INSTRUCTIONS FOR THE TASK
Go through the entries below and pick out every line with "festhalten".

BEGIN EXERCISE MATERIALS

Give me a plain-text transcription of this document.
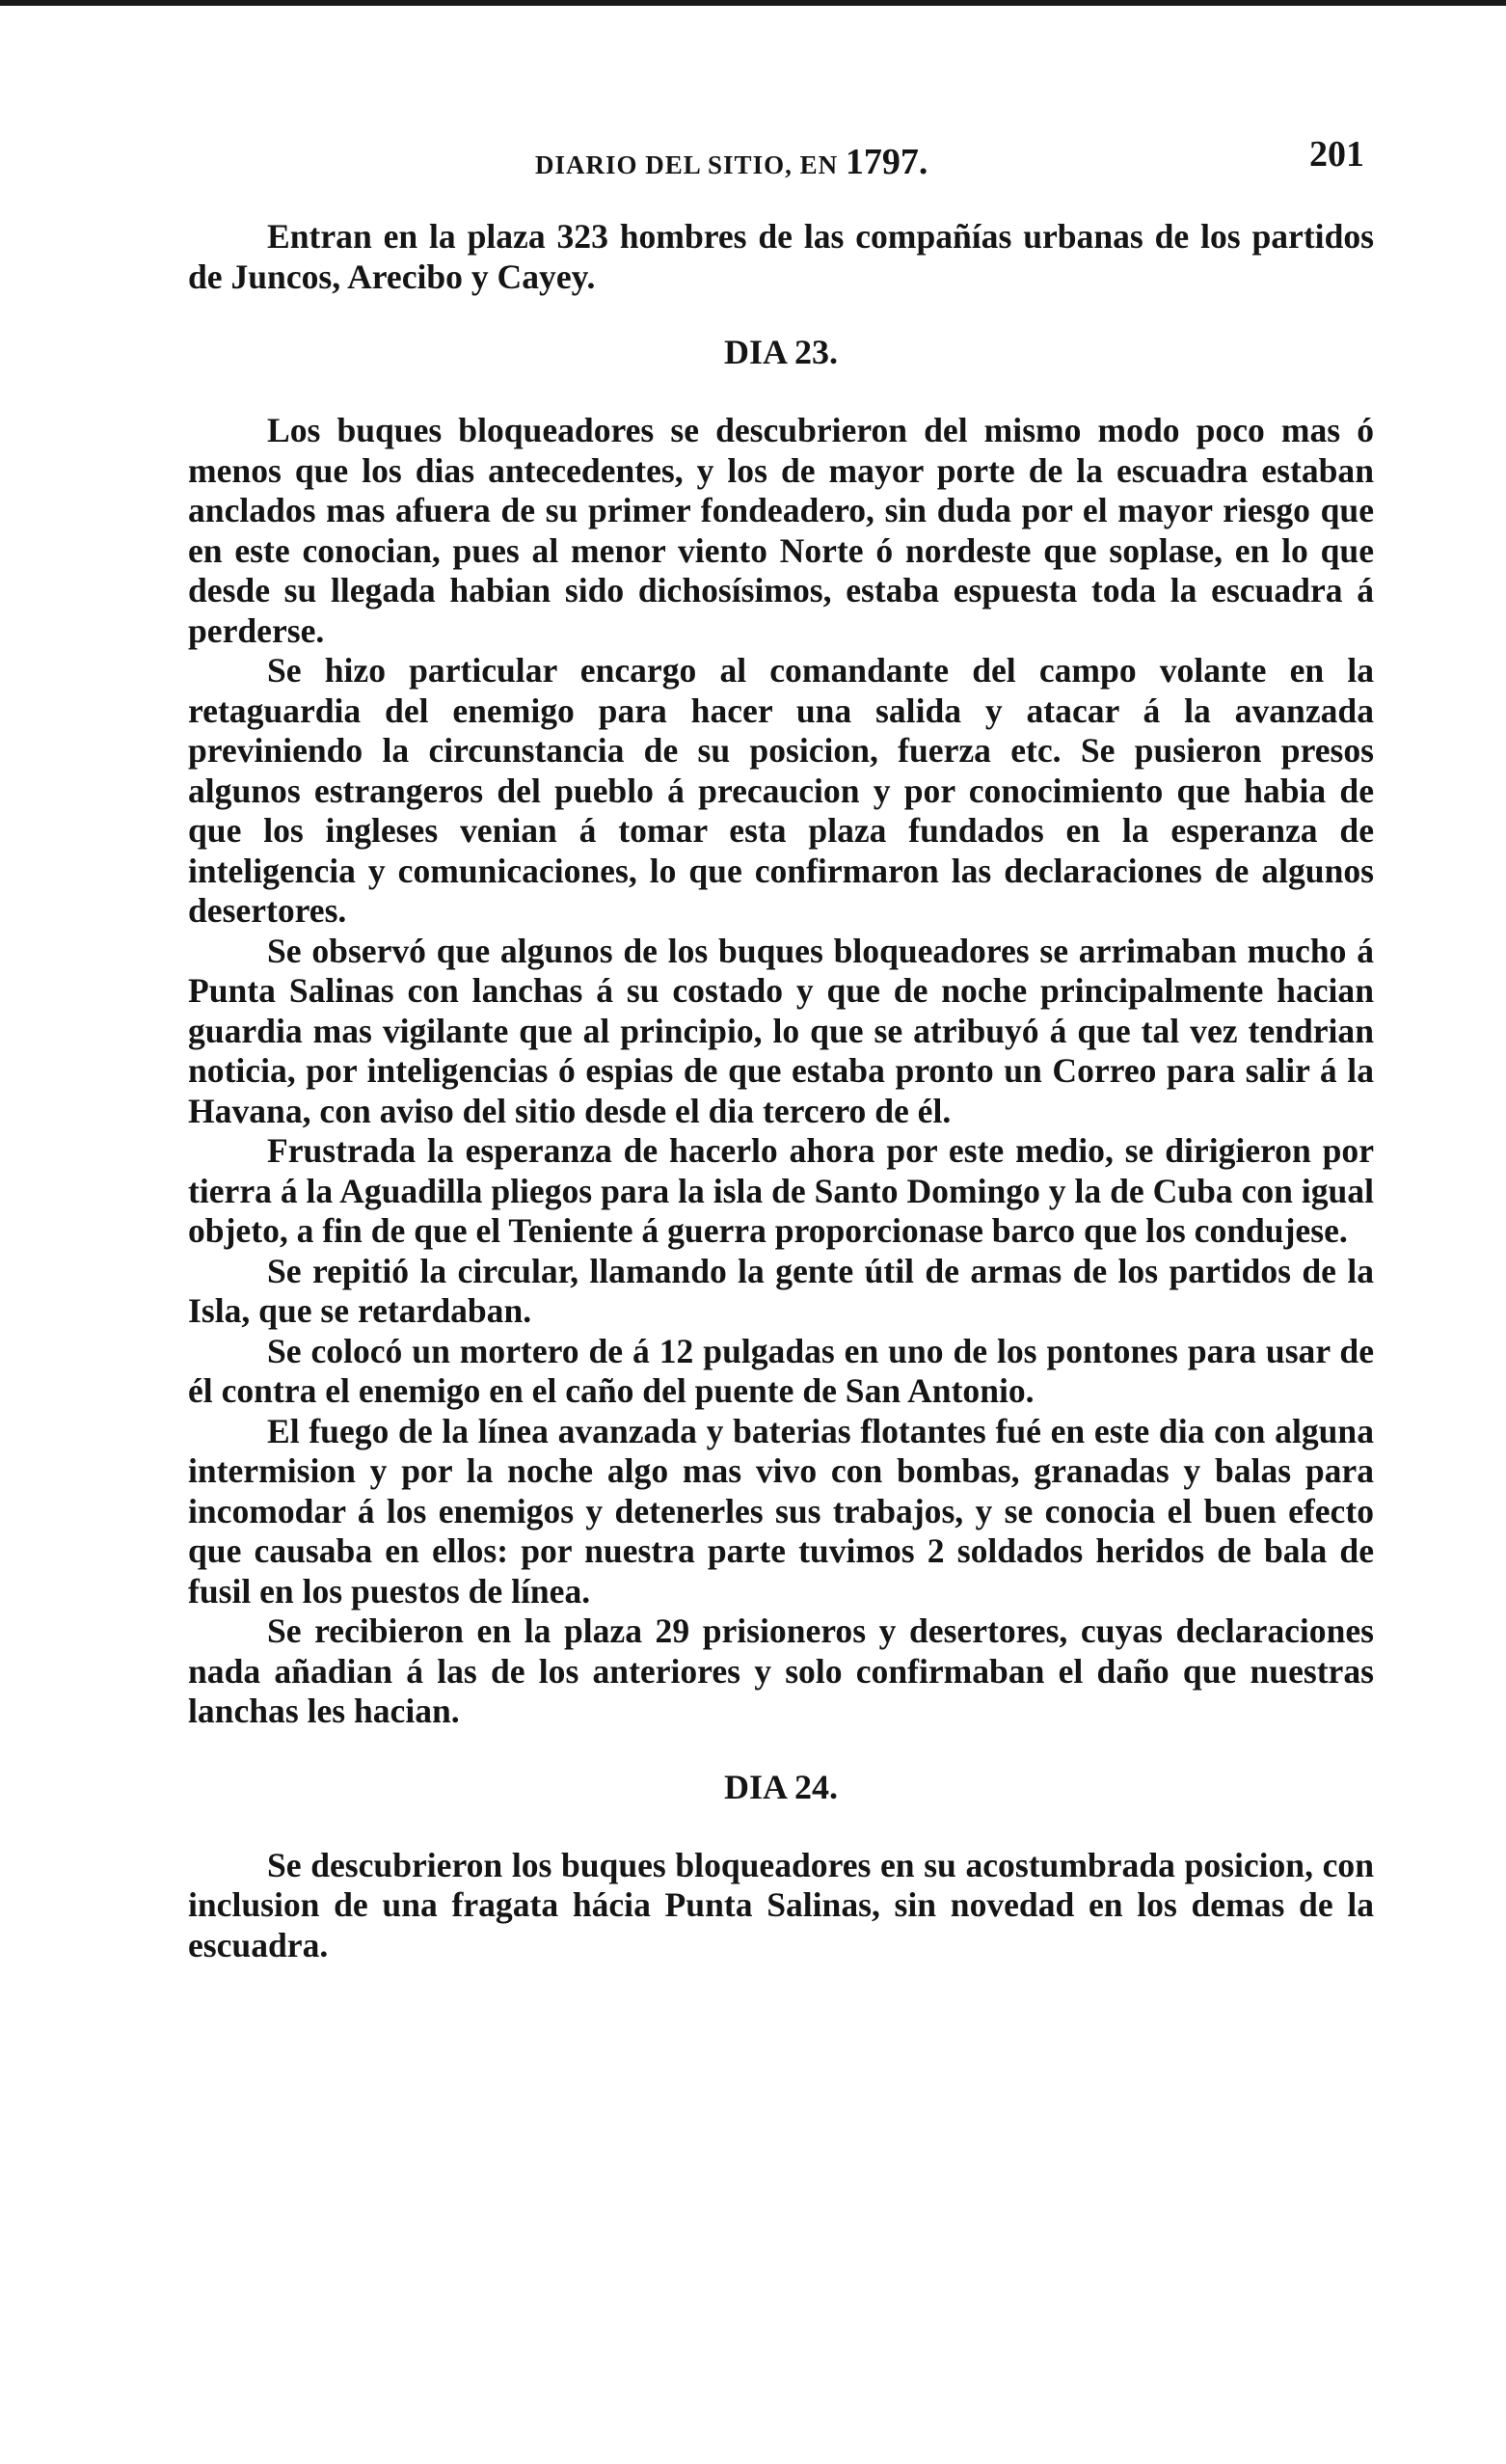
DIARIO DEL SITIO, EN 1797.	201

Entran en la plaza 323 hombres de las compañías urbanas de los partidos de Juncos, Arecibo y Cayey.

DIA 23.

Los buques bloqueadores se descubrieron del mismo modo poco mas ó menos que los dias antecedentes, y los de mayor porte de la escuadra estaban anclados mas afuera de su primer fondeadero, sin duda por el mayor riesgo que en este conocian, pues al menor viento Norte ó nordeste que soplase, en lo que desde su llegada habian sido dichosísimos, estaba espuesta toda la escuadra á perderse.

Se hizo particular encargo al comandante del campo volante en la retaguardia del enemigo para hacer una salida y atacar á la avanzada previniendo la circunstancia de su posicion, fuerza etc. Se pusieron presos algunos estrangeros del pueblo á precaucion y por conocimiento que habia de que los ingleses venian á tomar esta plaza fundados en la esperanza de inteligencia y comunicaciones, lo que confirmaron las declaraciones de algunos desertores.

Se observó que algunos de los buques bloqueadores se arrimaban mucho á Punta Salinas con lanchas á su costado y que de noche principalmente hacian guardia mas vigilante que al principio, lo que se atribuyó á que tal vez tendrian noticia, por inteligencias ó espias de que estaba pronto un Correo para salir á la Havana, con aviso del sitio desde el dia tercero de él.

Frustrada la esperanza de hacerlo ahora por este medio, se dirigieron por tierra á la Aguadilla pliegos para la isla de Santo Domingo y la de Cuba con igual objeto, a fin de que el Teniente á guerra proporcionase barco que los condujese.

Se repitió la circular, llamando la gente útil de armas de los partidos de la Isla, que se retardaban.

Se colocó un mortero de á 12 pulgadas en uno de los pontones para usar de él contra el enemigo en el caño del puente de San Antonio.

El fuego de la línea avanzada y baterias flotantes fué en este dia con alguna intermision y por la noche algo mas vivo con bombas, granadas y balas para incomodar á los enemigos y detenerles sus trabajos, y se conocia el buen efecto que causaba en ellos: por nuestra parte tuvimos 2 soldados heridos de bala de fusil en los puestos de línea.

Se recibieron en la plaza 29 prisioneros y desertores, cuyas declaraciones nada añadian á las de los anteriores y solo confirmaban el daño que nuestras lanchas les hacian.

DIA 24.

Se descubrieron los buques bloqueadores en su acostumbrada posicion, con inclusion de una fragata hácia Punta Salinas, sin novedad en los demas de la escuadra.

END EXERCISE MATERIALS
BEGIN EXERCISE MATERIALS

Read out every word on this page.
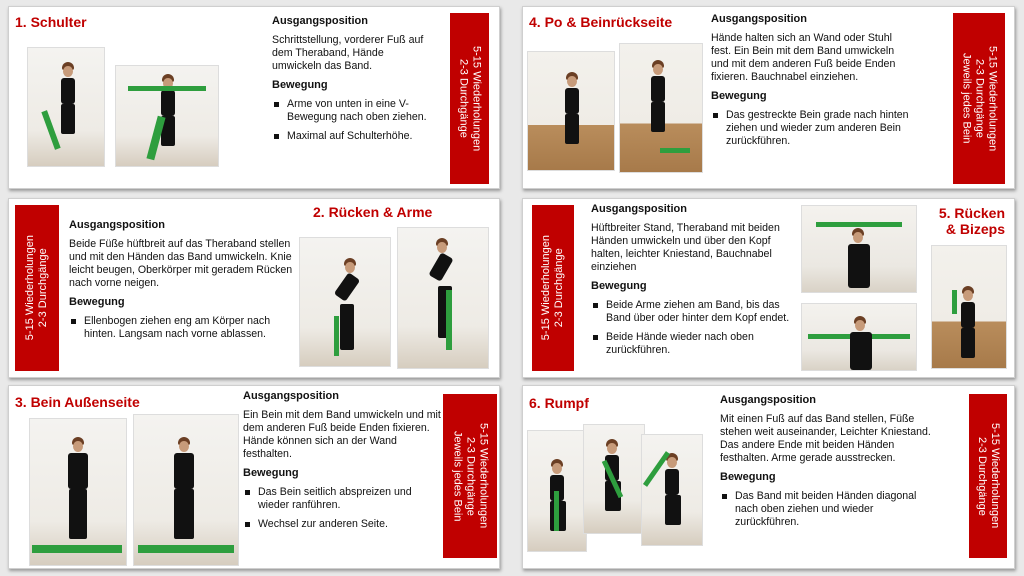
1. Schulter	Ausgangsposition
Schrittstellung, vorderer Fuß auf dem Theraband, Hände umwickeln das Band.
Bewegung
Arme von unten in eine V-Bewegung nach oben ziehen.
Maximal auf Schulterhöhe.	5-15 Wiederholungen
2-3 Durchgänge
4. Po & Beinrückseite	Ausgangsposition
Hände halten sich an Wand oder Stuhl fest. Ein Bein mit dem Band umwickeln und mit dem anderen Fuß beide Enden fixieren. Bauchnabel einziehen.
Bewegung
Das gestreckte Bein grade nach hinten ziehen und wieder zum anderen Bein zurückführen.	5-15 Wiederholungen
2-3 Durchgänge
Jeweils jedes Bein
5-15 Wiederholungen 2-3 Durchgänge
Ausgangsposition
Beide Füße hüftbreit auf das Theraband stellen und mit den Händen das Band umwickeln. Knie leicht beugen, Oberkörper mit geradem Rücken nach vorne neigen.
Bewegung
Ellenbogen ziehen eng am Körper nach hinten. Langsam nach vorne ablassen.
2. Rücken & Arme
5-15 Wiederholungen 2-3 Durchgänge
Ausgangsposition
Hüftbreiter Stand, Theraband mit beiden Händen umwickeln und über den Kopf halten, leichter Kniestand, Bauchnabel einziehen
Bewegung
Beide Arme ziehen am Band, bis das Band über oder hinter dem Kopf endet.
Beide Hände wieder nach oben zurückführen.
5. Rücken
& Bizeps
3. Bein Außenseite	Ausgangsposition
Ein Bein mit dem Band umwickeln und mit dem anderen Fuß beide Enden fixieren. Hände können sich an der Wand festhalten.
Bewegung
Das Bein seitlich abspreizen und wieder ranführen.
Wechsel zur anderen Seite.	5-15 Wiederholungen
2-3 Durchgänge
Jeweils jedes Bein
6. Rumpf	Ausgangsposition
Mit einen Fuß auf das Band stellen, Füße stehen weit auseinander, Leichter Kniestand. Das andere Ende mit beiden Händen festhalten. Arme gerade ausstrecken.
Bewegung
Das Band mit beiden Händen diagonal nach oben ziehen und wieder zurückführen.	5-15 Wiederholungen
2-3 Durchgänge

END EXERCISE MATERIALS

CORRECT RESULT
Ein Bein mit dem Band umwickeln und mit dem anderen Fuß beide Enden fixieren. Hände können sich an der Wand festhalten.
Mit einen Fuß auf das Band stellen, Füße stehen weit auseinander, Leichter Kniestand. Das andere Ende mit beiden Händen festhalten. Arme gerade ausstrecken.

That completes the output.